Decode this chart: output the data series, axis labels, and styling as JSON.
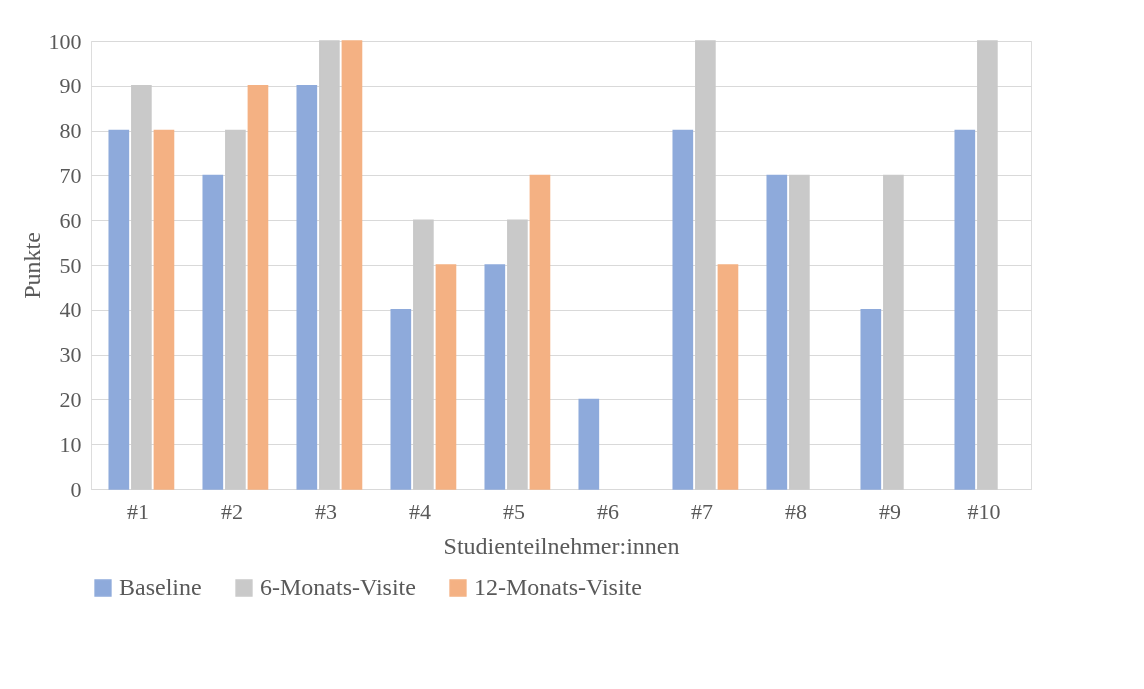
{
  "chart_data": {
    "type": "bar",
    "xlabel": "Studienteilnehmer:innen",
    "ylabel": "Punkte",
    "categories": [
      "#1",
      "#2",
      "#3",
      "#4",
      "#5",
      "#6",
      "#7",
      "#8",
      "#9",
      "#10"
    ],
    "series": [
      {
        "name": "Baseline",
        "color": "#8eaadb",
        "values": [
          80,
          70,
          90,
          40,
          50,
          20,
          80,
          70,
          40,
          80
        ]
      },
      {
        "name": "6-Monats-Visite",
        "color": "#c9c9c9",
        "values": [
          90,
          80,
          100,
          60,
          60,
          null,
          100,
          70,
          70,
          100
        ]
      },
      {
        "name": "12-Monats-Visite",
        "color": "#f4b183",
        "values": [
          80,
          90,
          100,
          50,
          70,
          null,
          50,
          null,
          null,
          null
        ]
      }
    ],
    "ylim": [
      0,
      100
    ],
    "yticks": [
      0,
      10,
      20,
      30,
      40,
      50,
      60,
      70,
      80,
      90,
      100
    ],
    "grid": "y",
    "legend": "bottom"
  }
}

» What you will do: Repeat each entry exactly as given; no pictures belong in the copy.

» Full answer:
Decode this chart: output the data series, axis labels, and styling as JSON.
{
  "chart_data": {
    "type": "bar",
    "xlabel": "Studienteilnehmer:innen",
    "ylabel": "Punkte",
    "categories": [
      "#1",
      "#2",
      "#3",
      "#4",
      "#5",
      "#6",
      "#7",
      "#8",
      "#9",
      "#10"
    ],
    "series": [
      {
        "name": "Baseline",
        "color": "#8eaadb",
        "values": [
          80,
          70,
          90,
          40,
          50,
          20,
          80,
          70,
          40,
          80
        ]
      },
      {
        "name": "6-Monats-Visite",
        "color": "#c9c9c9",
        "values": [
          90,
          80,
          100,
          60,
          60,
          null,
          100,
          70,
          70,
          100
        ]
      },
      {
        "name": "12-Monats-Visite",
        "color": "#f4b183",
        "values": [
          80,
          90,
          100,
          50,
          70,
          null,
          50,
          null,
          null,
          null
        ]
      }
    ],
    "ylim": [
      0,
      100
    ],
    "yticks": [
      0,
      10,
      20,
      30,
      40,
      50,
      60,
      70,
      80,
      90,
      100
    ],
    "grid": "y",
    "legend": "bottom"
  }
}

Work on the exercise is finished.